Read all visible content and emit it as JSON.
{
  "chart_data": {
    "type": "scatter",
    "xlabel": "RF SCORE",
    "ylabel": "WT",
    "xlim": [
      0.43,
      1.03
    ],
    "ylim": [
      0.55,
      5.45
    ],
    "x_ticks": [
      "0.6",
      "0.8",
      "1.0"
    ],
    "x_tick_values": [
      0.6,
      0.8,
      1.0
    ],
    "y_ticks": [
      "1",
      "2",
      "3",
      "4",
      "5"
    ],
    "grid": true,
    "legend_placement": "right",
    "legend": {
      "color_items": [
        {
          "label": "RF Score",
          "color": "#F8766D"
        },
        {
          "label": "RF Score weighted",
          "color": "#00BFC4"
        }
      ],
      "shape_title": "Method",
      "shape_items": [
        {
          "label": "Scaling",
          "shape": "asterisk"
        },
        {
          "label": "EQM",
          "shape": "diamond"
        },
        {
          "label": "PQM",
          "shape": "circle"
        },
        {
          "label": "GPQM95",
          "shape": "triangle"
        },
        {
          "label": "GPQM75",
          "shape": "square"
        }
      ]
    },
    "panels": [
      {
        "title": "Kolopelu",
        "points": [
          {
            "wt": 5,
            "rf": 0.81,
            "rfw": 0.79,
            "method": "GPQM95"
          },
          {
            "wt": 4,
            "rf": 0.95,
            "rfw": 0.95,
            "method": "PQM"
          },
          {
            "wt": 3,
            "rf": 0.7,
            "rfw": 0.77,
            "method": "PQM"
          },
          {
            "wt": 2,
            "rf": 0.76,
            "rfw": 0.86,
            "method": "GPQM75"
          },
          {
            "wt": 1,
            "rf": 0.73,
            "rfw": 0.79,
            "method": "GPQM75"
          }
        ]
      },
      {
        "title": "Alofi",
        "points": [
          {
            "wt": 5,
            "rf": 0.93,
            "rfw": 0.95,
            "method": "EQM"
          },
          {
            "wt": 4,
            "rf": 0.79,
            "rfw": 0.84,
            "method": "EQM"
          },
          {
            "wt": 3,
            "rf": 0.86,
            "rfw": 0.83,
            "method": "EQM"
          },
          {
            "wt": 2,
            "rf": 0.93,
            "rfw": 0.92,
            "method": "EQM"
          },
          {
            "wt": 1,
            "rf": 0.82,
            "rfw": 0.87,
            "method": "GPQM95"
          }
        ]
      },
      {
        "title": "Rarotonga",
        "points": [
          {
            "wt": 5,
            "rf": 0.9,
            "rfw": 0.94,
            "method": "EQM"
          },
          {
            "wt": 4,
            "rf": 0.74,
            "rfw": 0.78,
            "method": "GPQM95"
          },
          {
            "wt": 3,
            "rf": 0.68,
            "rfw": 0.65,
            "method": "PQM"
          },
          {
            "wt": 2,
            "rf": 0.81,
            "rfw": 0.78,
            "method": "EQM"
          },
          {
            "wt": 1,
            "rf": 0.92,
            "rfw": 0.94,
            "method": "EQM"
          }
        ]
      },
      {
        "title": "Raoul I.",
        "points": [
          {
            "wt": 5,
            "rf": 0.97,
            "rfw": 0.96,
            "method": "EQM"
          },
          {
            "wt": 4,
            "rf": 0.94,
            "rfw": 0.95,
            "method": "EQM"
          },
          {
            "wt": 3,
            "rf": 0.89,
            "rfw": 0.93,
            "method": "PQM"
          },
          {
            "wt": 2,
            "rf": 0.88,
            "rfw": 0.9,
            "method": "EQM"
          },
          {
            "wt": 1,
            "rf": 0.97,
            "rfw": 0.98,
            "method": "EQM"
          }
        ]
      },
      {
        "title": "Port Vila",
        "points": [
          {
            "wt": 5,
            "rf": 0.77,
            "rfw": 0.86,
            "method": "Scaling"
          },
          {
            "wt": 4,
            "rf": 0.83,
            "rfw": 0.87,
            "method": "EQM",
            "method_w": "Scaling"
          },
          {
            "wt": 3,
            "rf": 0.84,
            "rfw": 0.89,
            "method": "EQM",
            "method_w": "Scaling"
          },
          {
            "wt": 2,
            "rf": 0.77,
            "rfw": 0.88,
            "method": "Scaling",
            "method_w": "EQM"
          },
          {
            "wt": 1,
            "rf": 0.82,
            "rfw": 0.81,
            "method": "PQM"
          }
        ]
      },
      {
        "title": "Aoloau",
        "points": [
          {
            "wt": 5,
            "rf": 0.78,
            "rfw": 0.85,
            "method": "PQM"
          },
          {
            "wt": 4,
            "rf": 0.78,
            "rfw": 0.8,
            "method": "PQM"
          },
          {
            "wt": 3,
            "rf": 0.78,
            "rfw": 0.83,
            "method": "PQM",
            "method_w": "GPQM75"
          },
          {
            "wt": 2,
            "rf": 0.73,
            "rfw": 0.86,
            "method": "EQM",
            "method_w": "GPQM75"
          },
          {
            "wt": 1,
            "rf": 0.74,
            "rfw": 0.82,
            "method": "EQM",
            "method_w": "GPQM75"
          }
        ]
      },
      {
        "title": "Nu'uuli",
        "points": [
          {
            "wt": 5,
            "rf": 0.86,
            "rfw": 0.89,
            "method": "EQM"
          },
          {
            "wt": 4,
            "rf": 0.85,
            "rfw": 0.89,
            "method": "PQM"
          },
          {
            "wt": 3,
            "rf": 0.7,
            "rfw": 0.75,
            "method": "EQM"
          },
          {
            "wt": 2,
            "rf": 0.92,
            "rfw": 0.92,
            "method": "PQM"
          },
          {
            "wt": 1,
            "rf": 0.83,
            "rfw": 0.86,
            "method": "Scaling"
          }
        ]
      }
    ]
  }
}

◇ ◇ ◇

Generate an exact reproduction of all entries.

» **Full output**:
Read all visible content and emit it as JSON.
{
  "chart_data": {
    "type": "scatter",
    "xlabel": "RF SCORE",
    "ylabel": "WT",
    "xlim": [
      0.43,
      1.03
    ],
    "ylim": [
      0.55,
      5.45
    ],
    "x_ticks": [
      "0.6",
      "0.8",
      "1.0"
    ],
    "x_tick_values": [
      0.6,
      0.8,
      1.0
    ],
    "y_ticks": [
      "1",
      "2",
      "3",
      "4",
      "5"
    ],
    "grid": true,
    "legend_placement": "right",
    "legend": {
      "color_items": [
        {
          "label": "RF Score",
          "color": "#F8766D"
        },
        {
          "label": "RF Score weighted",
          "color": "#00BFC4"
        }
      ],
      "shape_title": "Method",
      "shape_items": [
        {
          "label": "Scaling",
          "shape": "asterisk"
        },
        {
          "label": "EQM",
          "shape": "diamond"
        },
        {
          "label": "PQM",
          "shape": "circle"
        },
        {
          "label": "GPQM95",
          "shape": "triangle"
        },
        {
          "label": "GPQM75",
          "shape": "square"
        }
      ]
    },
    "panels": [
      {
        "title": "Kolopelu",
        "points": [
          {
            "wt": 5,
            "rf": 0.81,
            "rfw": 0.79,
            "method": "GPQM95"
          },
          {
            "wt": 4,
            "rf": 0.95,
            "rfw": 0.95,
            "method": "PQM"
          },
          {
            "wt": 3,
            "rf": 0.7,
            "rfw": 0.77,
            "method": "PQM"
          },
          {
            "wt": 2,
            "rf": 0.76,
            "rfw": 0.86,
            "method": "GPQM75"
          },
          {
            "wt": 1,
            "rf": 0.73,
            "rfw": 0.79,
            "method": "GPQM75"
          }
        ]
      },
      {
        "title": "Alofi",
        "points": [
          {
            "wt": 5,
            "rf": 0.93,
            "rfw": 0.95,
            "method": "EQM"
          },
          {
            "wt": 4,
            "rf": 0.79,
            "rfw": 0.84,
            "method": "EQM"
          },
          {
            "wt": 3,
            "rf": 0.86,
            "rfw": 0.83,
            "method": "EQM"
          },
          {
            "wt": 2,
            "rf": 0.93,
            "rfw": 0.92,
            "method": "EQM"
          },
          {
            "wt": 1,
            "rf": 0.82,
            "rfw": 0.87,
            "method": "GPQM95"
          }
        ]
      },
      {
        "title": "Rarotonga",
        "points": [
          {
            "wt": 5,
            "rf": 0.9,
            "rfw": 0.94,
            "method": "EQM"
          },
          {
            "wt": 4,
            "rf": 0.74,
            "rfw": 0.78,
            "method": "GPQM95"
          },
          {
            "wt": 3,
            "rf": 0.68,
            "rfw": 0.65,
            "method": "PQM"
          },
          {
            "wt": 2,
            "rf": 0.81,
            "rfw": 0.78,
            "method": "EQM"
          },
          {
            "wt": 1,
            "rf": 0.92,
            "rfw": 0.94,
            "method": "EQM"
          }
        ]
      },
      {
        "title": "Raoul I.",
        "points": [
          {
            "wt": 5,
            "rf": 0.97,
            "rfw": 0.96,
            "method": "EQM"
          },
          {
            "wt": 4,
            "rf": 0.94,
            "rfw": 0.95,
            "method": "EQM"
          },
          {
            "wt": 3,
            "rf": 0.89,
            "rfw": 0.93,
            "method": "PQM"
          },
          {
            "wt": 2,
            "rf": 0.88,
            "rfw": 0.9,
            "method": "EQM"
          },
          {
            "wt": 1,
            "rf": 0.97,
            "rfw": 0.98,
            "method": "EQM"
          }
        ]
      },
      {
        "title": "Port Vila",
        "points": [
          {
            "wt": 5,
            "rf": 0.77,
            "rfw": 0.86,
            "method": "Scaling"
          },
          {
            "wt": 4,
            "rf": 0.83,
            "rfw": 0.87,
            "method": "EQM",
            "method_w": "Scaling"
          },
          {
            "wt": 3,
            "rf": 0.84,
            "rfw": 0.89,
            "method": "EQM",
            "method_w": "Scaling"
          },
          {
            "wt": 2,
            "rf": 0.77,
            "rfw": 0.88,
            "method": "Scaling",
            "method_w": "EQM"
          },
          {
            "wt": 1,
            "rf": 0.82,
            "rfw": 0.81,
            "method": "PQM"
          }
        ]
      },
      {
        "title": "Aoloau",
        "points": [
          {
            "wt": 5,
            "rf": 0.78,
            "rfw": 0.85,
            "method": "PQM"
          },
          {
            "wt": 4,
            "rf": 0.78,
            "rfw": 0.8,
            "method": "PQM"
          },
          {
            "wt": 3,
            "rf": 0.78,
            "rfw": 0.83,
            "method": "PQM",
            "method_w": "GPQM75"
          },
          {
            "wt": 2,
            "rf": 0.73,
            "rfw": 0.86,
            "method": "EQM",
            "method_w": "GPQM75"
          },
          {
            "wt": 1,
            "rf": 0.74,
            "rfw": 0.82,
            "method": "EQM",
            "method_w": "GPQM75"
          }
        ]
      },
      {
        "title": "Nu'uuli",
        "points": [
          {
            "wt": 5,
            "rf": 0.86,
            "rfw": 0.89,
            "method": "EQM"
          },
          {
            "wt": 4,
            "rf": 0.85,
            "rfw": 0.89,
            "method": "PQM"
          },
          {
            "wt": 3,
            "rf": 0.7,
            "rfw": 0.75,
            "method": "EQM"
          },
          {
            "wt": 2,
            "rf": 0.92,
            "rfw": 0.92,
            "method": "PQM"
          },
          {
            "wt": 1,
            "rf": 0.83,
            "rfw": 0.86,
            "method": "Scaling"
          }
        ]
      }
    ]
  }
}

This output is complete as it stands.